▶ **AIM OF THE EXERCISE**
Copy out every line in the entries below that includes "Medication".

▶ **SUPPLIED MATERIAL**
===============

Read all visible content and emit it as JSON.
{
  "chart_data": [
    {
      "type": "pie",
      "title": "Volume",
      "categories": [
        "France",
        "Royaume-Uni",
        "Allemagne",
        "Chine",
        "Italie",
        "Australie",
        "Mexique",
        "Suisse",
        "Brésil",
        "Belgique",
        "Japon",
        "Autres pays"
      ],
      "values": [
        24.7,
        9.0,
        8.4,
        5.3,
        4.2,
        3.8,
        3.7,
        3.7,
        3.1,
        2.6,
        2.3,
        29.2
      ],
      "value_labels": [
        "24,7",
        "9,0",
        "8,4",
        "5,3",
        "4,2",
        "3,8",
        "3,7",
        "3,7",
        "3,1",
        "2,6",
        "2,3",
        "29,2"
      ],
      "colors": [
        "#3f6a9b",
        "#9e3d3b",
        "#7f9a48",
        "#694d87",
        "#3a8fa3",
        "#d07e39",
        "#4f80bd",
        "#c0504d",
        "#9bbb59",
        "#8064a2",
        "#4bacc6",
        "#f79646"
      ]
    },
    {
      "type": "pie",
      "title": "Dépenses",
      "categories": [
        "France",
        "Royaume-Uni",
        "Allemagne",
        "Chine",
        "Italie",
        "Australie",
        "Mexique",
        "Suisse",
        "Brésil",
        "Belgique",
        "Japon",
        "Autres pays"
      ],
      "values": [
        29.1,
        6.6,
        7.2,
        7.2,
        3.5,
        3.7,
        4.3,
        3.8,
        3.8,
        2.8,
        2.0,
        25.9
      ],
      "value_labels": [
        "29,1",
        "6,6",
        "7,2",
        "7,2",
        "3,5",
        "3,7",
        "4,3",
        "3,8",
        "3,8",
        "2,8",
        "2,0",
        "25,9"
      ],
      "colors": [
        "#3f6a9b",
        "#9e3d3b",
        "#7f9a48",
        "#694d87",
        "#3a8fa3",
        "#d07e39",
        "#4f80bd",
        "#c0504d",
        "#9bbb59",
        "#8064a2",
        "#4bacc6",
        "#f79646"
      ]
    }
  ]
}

===============

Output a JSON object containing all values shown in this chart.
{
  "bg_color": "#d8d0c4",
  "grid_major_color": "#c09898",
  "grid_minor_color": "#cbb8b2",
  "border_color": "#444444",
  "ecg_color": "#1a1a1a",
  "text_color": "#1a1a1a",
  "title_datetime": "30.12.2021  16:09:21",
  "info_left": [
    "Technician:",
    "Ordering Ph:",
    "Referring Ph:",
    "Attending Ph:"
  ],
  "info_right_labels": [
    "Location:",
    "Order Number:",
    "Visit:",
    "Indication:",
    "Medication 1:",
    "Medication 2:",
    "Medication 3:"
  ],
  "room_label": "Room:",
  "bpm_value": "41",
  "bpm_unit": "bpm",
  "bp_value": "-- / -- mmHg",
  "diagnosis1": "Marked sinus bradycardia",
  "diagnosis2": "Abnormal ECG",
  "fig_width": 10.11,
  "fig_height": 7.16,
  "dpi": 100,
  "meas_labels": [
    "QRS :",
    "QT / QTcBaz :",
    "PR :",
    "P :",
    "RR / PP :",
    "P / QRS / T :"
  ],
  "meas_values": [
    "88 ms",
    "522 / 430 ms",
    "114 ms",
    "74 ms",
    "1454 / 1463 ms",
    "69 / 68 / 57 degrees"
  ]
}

===============

▶ **TASK ANSWER**
    "Medication 1:",
    "Medication 2:",
    "Medication 3:"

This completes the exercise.